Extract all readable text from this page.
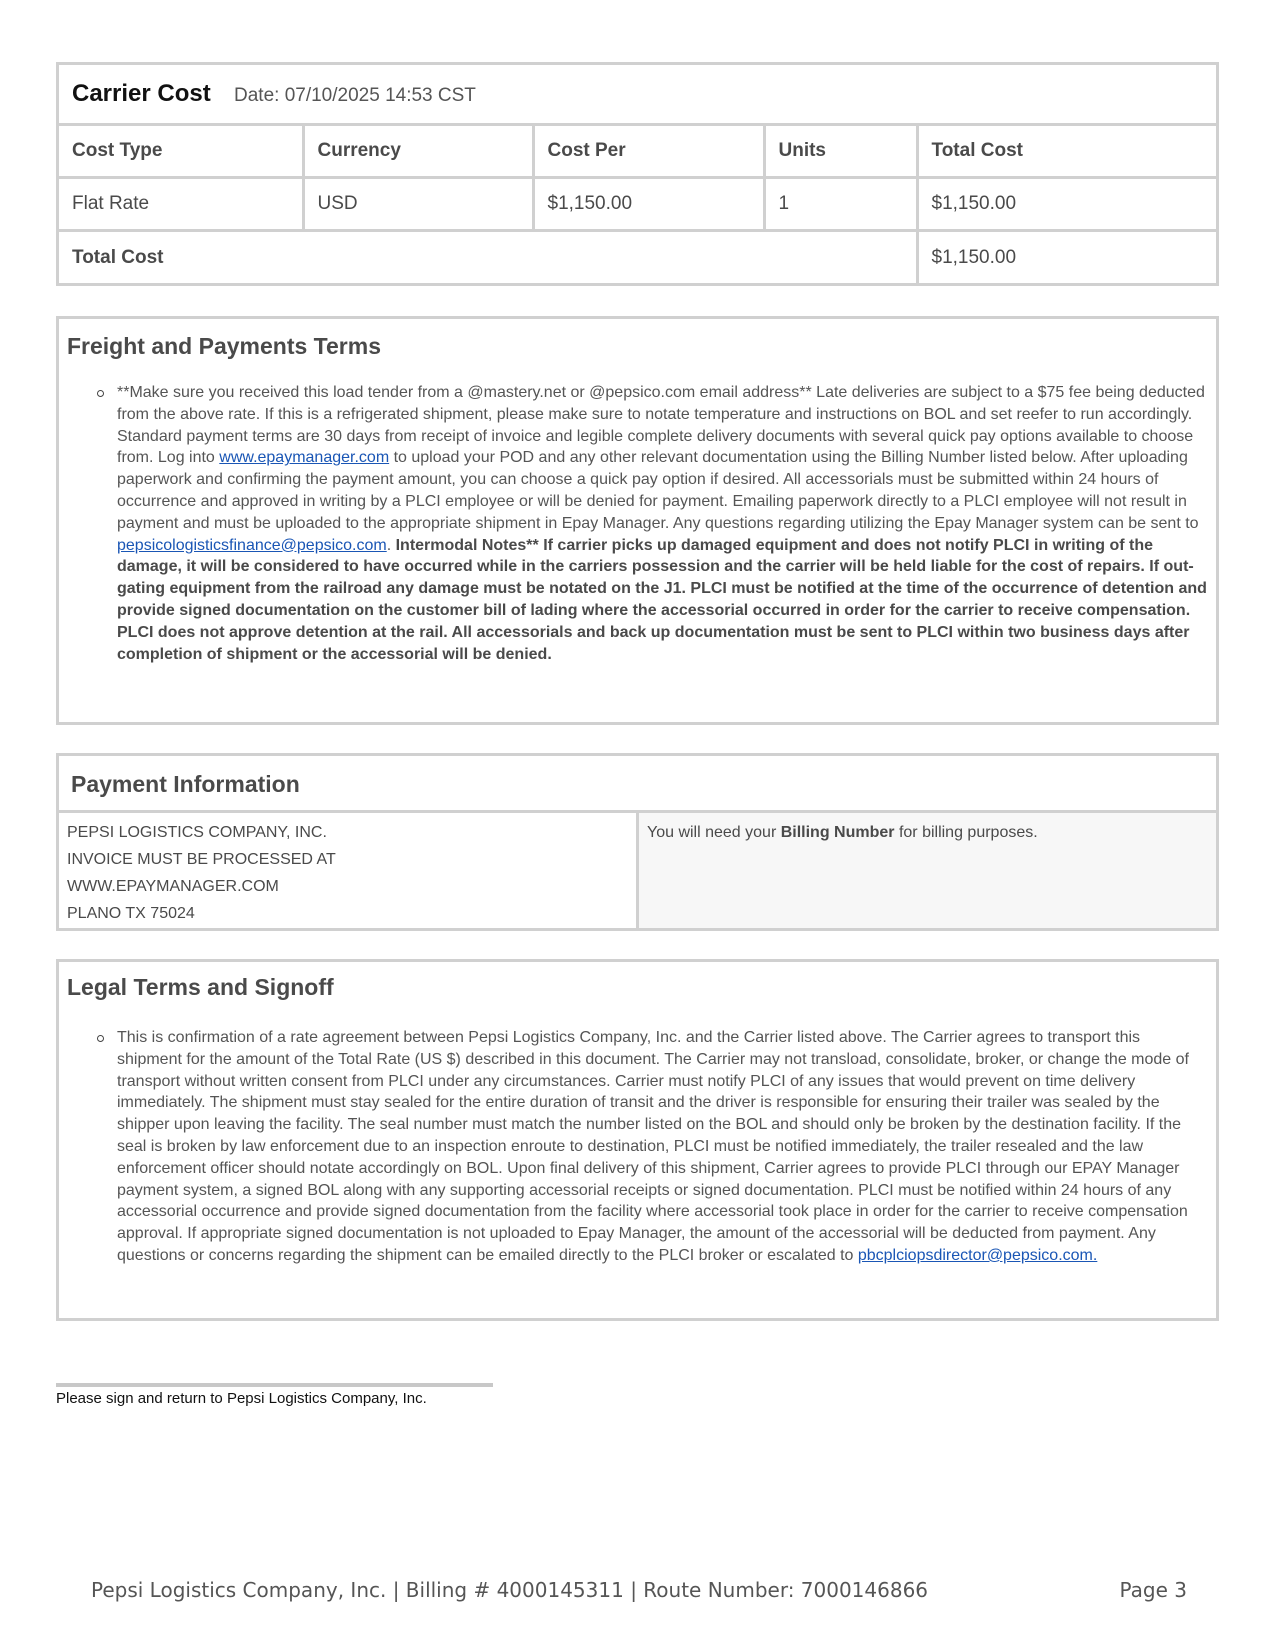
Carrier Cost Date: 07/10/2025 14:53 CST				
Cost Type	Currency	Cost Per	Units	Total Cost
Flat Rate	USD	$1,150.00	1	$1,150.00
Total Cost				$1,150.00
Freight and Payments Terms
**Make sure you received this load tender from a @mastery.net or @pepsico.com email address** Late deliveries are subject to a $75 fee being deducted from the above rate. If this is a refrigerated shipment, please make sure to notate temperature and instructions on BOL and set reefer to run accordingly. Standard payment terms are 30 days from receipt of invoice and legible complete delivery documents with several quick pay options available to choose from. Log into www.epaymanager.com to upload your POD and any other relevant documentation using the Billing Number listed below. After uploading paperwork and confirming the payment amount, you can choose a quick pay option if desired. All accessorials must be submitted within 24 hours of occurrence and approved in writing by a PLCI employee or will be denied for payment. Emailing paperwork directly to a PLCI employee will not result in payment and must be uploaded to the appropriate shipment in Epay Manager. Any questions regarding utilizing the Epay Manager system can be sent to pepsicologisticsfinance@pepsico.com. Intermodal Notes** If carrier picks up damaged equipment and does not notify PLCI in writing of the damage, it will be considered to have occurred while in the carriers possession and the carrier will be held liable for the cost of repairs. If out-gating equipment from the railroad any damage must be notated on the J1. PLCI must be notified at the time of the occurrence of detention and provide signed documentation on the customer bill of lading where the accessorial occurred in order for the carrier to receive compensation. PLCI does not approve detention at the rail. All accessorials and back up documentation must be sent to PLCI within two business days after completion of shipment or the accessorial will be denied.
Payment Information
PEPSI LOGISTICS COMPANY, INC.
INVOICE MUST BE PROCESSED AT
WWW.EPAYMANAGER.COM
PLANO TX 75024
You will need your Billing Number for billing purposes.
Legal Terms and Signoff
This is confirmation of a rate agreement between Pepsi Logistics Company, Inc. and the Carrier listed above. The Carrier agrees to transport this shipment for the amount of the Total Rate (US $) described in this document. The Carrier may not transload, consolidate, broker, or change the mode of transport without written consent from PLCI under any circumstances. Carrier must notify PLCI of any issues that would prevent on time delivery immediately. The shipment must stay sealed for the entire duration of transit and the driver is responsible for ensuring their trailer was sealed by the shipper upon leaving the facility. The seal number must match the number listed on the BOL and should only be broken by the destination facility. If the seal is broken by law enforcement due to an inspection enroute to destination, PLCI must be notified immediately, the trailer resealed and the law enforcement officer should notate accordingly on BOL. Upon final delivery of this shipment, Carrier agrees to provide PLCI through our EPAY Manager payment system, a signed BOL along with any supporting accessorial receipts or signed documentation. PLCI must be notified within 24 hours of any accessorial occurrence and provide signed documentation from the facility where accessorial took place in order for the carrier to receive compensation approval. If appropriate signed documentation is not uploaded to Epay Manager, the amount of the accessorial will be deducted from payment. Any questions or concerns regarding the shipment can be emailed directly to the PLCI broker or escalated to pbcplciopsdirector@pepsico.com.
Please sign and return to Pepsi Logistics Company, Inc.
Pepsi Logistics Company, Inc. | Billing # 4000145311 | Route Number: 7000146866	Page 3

· · · · · · ·

Reproduce the full material exactly, excluding the pictures.

Extract all readable text from this page.
Carrier Cost Date: 07/10/2025 14:53 CST				
Cost Type	Currency	Cost Per	Units	Total Cost
Flat Rate	USD	$1,150.00	1	$1,150.00
Total Cost				$1,150.00
Freight and Payments Terms
**Make sure you received this load tender from a @mastery.net or @pepsico.com email address** Late deliveries are subject to a $75 fee being deducted from the above rate. If this is a refrigerated shipment, please make sure to notate temperature and instructions on BOL and set reefer to run accordingly. Standard payment terms are 30 days from receipt of invoice and legible complete delivery documents with several quick pay options available to choose from. Log into www.epaymanager.com to upload your POD and any other relevant documentation using the Billing Number listed below. After uploading paperwork and confirming the payment amount, you can choose a quick pay option if desired. All accessorials must be submitted within 24 hours of occurrence and approved in writing by a PLCI employee or will be denied for payment. Emailing paperwork directly to a PLCI employee will not result in payment and must be uploaded to the appropriate shipment in Epay Manager. Any questions regarding utilizing the Epay Manager system can be sent to pepsicologisticsfinance@pepsico.com. Intermodal Notes** If carrier picks up damaged equipment and does not notify PLCI in writing of the damage, it will be considered to have occurred while in the carriers possession and the carrier will be held liable for the cost of repairs. If out-gating equipment from the railroad any damage must be notated on the J1. PLCI must be notified at the time of the occurrence of detention and provide signed documentation on the customer bill of lading where the accessorial occurred in order for the carrier to receive compensation. PLCI does not approve detention at the rail. All accessorials and back up documentation must be sent to PLCI within two business days after completion of shipment or the accessorial will be denied.
Payment Information
PEPSI LOGISTICS COMPANY, INC.
INVOICE MUST BE PROCESSED AT
WWW.EPAYMANAGER.COM
PLANO TX 75024
You will need your Billing Number for billing purposes.
Legal Terms and Signoff
This is confirmation of a rate agreement between Pepsi Logistics Company, Inc. and the Carrier listed above. The Carrier agrees to transport this shipment for the amount of the Total Rate (US $) described in this document. The Carrier may not transload, consolidate, broker, or change the mode of transport without written consent from PLCI under any circumstances. Carrier must notify PLCI of any issues that would prevent on time delivery immediately. The shipment must stay sealed for the entire duration of transit and the driver is responsible for ensuring their trailer was sealed by the shipper upon leaving the facility. The seal number must match the number listed on the BOL and should only be broken by the destination facility. If the seal is broken by law enforcement due to an inspection enroute to destination, PLCI must be notified immediately, the trailer resealed and the law enforcement officer should notate accordingly on BOL. Upon final delivery of this shipment, Carrier agrees to provide PLCI through our EPAY Manager payment system, a signed BOL along with any supporting accessorial receipts or signed documentation. PLCI must be notified within 24 hours of any accessorial occurrence and provide signed documentation from the facility where accessorial took place in order for the carrier to receive compensation approval. If appropriate signed documentation is not uploaded to Epay Manager, the amount of the accessorial will be deducted from payment. Any questions or concerns regarding the shipment can be emailed directly to the PLCI broker or escalated to pbcplciopsdirector@pepsico.com.
Please sign and return to Pepsi Logistics Company, Inc.
Pepsi Logistics Company, Inc. | Billing # 4000145311 | Route Number: 7000146866	Page 3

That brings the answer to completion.